[START]

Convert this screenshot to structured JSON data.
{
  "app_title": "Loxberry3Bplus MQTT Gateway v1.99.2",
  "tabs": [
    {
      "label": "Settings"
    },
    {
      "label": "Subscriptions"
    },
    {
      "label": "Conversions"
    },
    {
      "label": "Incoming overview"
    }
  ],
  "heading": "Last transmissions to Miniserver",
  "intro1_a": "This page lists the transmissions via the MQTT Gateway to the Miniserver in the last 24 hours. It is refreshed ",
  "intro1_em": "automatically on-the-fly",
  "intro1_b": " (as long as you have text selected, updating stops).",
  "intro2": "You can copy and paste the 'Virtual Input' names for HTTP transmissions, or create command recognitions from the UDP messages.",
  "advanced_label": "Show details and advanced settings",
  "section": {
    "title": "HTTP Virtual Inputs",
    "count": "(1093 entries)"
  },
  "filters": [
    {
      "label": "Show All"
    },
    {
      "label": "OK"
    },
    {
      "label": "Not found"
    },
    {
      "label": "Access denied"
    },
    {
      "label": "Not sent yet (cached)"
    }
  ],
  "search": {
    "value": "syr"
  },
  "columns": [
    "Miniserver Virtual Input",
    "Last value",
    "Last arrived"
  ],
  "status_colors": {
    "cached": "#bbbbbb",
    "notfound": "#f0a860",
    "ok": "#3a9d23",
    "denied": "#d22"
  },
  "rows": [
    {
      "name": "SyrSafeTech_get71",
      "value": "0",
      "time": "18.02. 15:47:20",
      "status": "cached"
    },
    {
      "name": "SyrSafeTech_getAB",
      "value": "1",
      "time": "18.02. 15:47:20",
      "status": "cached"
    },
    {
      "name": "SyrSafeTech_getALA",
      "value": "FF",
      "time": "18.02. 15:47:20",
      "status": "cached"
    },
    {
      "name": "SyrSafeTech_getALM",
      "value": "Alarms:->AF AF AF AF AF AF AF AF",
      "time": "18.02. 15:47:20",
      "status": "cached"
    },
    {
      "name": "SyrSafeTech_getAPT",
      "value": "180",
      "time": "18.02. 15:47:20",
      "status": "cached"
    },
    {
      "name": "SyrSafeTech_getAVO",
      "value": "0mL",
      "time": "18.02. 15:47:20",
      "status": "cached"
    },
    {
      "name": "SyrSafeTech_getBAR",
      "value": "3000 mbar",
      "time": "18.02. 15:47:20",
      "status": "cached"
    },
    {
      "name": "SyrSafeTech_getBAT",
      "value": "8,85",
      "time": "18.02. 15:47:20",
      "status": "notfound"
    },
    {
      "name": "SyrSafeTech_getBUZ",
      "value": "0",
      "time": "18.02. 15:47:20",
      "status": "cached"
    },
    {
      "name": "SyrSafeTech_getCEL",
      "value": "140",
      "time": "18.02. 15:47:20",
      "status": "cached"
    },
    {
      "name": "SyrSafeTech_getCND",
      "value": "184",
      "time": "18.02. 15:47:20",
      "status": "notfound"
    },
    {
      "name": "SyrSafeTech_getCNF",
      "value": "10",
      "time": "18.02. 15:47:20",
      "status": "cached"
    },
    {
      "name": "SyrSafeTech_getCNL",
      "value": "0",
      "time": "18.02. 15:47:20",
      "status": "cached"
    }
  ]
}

[END]
[START]

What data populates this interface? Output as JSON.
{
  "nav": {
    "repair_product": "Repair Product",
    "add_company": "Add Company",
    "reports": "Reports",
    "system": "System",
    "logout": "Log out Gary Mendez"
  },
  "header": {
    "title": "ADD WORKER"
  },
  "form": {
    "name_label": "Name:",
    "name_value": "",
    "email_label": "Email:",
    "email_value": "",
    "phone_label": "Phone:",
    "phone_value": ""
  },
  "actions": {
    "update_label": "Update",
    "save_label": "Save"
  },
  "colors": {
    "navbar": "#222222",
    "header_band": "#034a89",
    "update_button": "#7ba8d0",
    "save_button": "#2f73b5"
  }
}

[END]

THE TASK
Select all lines in the listing above where the word "transmissions" appears, and show them.

RESULT OF THE TASK
  "heading": "Last transmissions to Miniserver",
  "intro1_a": "This page lists the transmissions via the MQTT Gateway to the Miniserver in the last 24 hours. It is refreshed ",
  "intro2": "You can copy and paste the 'Virtual Input' names for HTTP transmissions, or create command recognitions from the UDP messages.",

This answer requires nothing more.